## start
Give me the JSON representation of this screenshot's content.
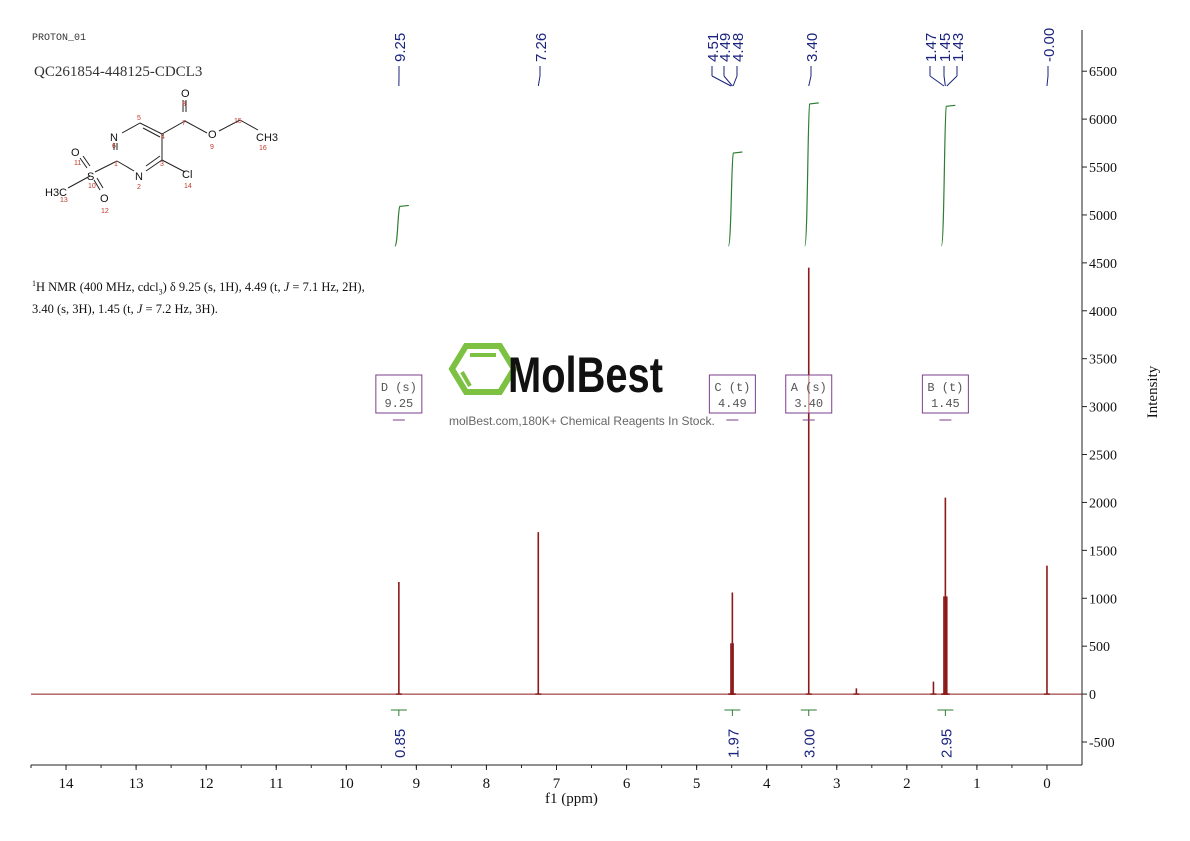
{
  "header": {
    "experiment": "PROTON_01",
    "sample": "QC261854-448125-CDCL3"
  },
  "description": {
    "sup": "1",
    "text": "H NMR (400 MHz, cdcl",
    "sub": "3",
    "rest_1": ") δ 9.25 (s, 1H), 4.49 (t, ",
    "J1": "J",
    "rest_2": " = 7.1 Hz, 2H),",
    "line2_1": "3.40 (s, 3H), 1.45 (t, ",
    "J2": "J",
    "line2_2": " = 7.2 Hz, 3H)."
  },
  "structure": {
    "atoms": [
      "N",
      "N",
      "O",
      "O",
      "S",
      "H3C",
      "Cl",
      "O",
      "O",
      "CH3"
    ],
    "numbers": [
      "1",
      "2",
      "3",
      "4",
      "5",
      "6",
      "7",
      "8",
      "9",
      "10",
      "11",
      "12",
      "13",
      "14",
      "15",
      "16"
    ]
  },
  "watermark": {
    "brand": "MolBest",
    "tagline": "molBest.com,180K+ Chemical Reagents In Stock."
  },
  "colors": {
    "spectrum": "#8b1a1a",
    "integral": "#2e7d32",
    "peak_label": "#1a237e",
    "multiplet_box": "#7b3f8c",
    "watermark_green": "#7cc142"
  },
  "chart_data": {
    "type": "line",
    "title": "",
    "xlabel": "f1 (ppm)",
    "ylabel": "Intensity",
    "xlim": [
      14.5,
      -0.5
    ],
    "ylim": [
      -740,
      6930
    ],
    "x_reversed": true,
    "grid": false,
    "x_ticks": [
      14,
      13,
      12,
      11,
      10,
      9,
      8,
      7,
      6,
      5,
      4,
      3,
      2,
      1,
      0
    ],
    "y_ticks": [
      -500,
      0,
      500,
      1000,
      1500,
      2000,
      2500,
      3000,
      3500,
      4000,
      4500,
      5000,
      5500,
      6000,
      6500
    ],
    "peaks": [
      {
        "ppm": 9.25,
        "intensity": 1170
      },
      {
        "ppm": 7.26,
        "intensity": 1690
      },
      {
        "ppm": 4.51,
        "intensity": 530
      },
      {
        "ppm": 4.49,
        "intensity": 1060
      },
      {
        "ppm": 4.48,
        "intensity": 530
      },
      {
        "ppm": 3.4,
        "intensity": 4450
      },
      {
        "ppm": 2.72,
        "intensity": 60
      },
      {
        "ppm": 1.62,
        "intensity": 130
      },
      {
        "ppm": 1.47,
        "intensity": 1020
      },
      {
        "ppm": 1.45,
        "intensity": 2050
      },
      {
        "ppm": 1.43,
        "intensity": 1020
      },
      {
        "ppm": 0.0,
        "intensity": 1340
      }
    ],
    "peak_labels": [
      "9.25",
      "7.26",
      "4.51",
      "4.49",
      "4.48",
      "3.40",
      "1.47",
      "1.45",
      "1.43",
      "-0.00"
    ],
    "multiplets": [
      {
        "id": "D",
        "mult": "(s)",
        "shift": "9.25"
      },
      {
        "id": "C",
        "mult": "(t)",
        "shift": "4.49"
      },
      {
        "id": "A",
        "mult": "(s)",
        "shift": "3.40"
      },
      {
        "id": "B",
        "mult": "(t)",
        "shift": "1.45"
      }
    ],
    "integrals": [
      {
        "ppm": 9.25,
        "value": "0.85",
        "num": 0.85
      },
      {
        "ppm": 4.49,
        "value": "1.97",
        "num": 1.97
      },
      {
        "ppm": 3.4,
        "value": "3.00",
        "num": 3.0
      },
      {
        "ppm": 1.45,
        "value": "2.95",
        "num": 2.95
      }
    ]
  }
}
## end
## start
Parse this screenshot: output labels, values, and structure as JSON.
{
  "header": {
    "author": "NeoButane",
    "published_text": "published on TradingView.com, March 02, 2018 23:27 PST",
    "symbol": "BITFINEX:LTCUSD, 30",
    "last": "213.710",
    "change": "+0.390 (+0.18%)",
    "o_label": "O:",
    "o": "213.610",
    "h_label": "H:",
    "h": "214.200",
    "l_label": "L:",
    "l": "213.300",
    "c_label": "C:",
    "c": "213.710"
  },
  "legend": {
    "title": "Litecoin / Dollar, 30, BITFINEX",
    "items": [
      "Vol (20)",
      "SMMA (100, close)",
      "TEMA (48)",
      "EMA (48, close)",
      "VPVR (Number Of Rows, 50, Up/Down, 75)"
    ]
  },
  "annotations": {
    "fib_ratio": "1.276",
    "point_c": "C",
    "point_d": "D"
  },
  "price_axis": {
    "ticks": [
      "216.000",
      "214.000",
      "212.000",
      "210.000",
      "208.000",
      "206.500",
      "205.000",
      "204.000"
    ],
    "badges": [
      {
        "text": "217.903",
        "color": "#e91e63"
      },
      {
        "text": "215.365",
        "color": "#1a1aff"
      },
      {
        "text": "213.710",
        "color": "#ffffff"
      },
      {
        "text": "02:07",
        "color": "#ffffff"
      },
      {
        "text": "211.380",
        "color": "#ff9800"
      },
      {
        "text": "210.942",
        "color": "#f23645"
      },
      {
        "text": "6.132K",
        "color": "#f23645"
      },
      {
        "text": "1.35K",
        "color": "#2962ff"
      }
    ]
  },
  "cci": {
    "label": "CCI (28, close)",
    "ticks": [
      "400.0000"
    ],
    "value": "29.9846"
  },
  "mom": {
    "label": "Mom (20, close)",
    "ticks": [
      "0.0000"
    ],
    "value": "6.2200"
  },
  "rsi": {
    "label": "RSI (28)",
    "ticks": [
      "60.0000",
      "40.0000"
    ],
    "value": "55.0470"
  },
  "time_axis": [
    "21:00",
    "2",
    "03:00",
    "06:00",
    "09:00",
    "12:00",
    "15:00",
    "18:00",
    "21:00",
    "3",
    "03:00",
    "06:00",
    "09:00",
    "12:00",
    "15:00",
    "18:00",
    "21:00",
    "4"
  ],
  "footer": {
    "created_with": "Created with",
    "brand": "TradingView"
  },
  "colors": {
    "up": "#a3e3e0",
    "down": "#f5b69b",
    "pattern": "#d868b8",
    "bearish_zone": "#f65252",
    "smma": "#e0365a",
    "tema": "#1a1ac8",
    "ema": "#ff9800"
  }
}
## end
## start
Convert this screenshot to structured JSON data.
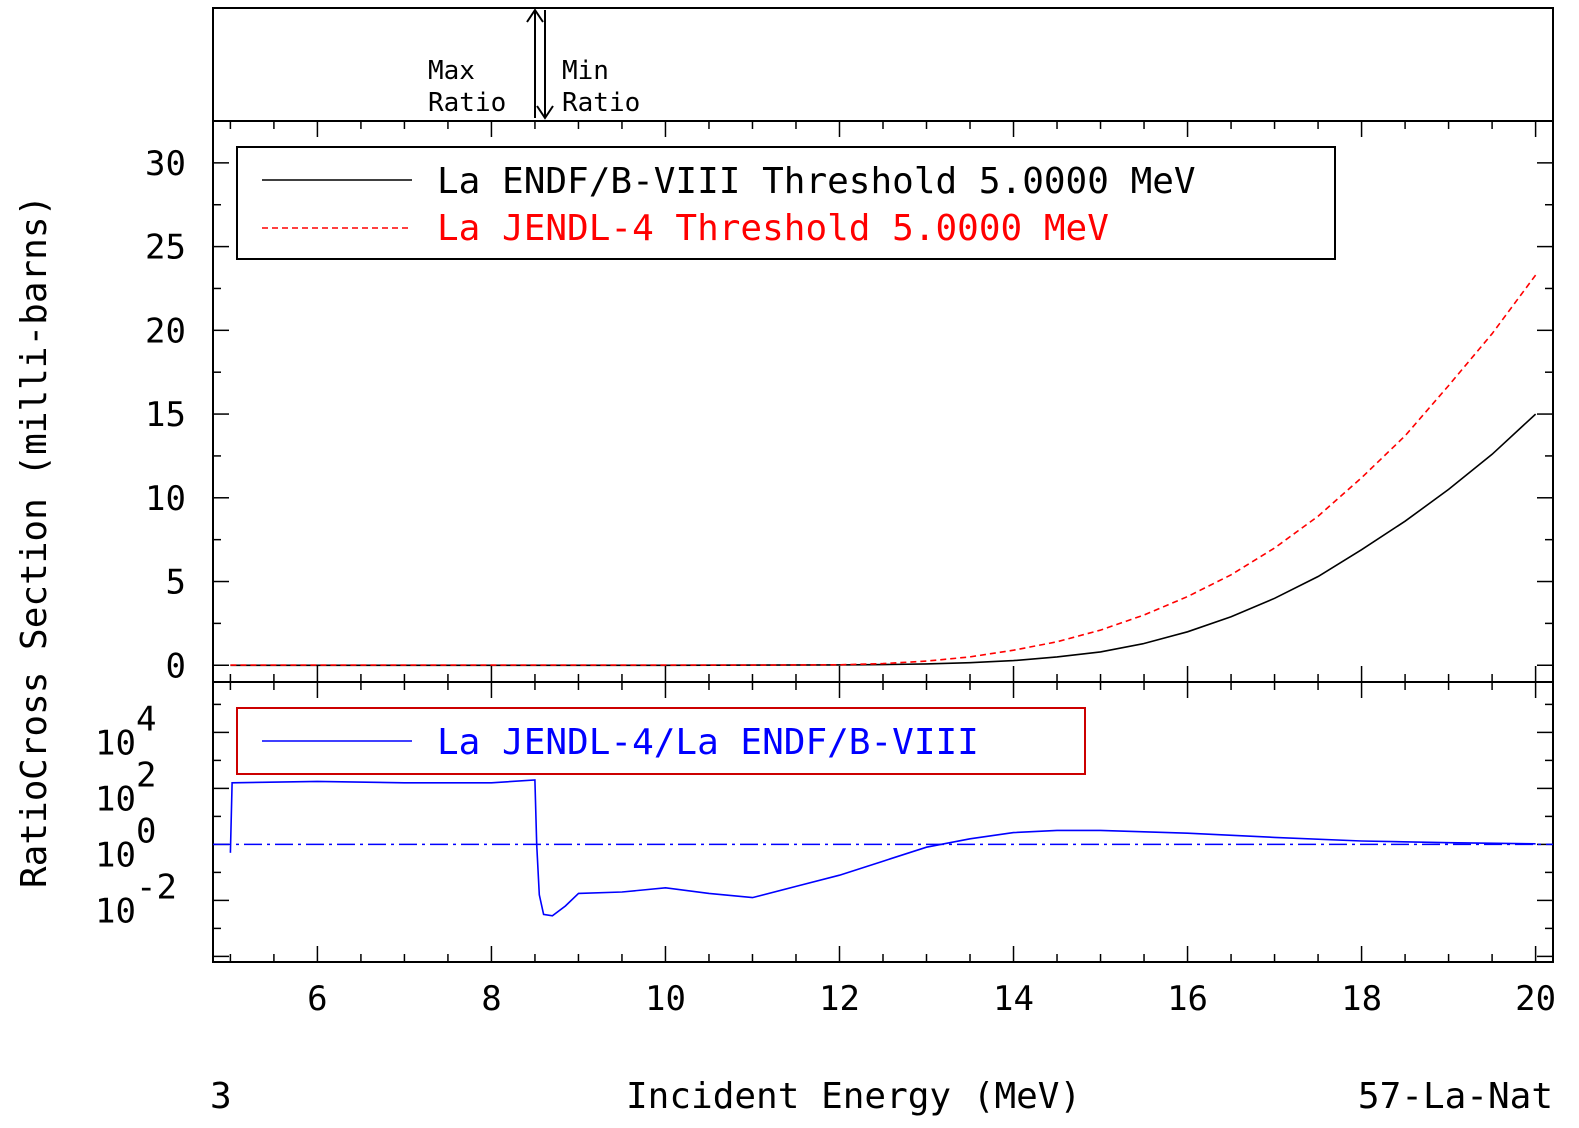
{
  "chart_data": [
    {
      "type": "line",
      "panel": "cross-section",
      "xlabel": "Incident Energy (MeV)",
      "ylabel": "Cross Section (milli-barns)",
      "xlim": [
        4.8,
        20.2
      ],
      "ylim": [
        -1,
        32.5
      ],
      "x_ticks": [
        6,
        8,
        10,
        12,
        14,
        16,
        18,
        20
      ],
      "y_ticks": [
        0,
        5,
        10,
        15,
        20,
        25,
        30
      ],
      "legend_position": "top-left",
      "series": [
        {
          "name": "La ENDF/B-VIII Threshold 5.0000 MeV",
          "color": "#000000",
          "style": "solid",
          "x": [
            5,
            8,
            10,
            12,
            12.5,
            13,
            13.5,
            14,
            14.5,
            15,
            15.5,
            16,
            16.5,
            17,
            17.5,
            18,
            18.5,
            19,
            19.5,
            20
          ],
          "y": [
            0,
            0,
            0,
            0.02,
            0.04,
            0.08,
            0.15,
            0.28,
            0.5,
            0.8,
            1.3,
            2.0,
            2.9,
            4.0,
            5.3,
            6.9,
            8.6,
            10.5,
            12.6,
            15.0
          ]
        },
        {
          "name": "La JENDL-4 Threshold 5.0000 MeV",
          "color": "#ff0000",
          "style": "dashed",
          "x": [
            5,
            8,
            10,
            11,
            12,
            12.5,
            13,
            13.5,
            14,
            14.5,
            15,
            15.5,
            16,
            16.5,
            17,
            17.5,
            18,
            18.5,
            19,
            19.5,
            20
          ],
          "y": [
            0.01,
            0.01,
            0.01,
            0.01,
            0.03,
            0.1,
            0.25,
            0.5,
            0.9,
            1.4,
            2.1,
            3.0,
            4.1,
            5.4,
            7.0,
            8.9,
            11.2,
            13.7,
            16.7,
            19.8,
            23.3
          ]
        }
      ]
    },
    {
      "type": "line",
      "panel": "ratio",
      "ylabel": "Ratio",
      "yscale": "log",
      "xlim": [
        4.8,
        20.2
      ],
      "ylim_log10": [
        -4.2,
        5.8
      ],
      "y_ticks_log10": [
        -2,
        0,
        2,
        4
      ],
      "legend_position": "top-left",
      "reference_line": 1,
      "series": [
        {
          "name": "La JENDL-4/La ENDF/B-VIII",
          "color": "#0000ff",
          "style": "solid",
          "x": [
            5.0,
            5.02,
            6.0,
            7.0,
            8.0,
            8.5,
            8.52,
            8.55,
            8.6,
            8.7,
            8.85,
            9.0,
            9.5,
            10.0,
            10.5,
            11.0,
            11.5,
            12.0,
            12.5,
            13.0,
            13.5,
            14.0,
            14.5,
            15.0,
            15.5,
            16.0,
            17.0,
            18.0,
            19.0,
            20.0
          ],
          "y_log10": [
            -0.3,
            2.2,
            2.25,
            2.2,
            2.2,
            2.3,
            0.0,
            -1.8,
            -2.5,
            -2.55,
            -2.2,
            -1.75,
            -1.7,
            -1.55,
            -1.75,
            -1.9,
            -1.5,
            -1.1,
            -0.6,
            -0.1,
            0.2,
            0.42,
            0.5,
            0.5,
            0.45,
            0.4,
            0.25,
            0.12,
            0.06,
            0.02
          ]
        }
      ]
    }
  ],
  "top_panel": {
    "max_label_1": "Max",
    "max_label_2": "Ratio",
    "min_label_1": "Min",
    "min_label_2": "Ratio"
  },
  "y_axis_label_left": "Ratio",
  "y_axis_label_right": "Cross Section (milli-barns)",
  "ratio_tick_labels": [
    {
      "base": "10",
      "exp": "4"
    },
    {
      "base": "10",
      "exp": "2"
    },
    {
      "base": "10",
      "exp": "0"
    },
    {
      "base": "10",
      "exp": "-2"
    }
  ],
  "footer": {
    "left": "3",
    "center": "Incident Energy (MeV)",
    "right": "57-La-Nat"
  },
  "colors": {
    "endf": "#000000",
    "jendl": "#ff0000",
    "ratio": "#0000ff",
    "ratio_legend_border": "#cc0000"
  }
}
## end
### Task statement
Show all lines from the data above in which the word "shift" appears.

### Worked solution
        "shift": "9.25"
        "shift": "4.49"
        "shift": "3.40"
        "shift": "1.45"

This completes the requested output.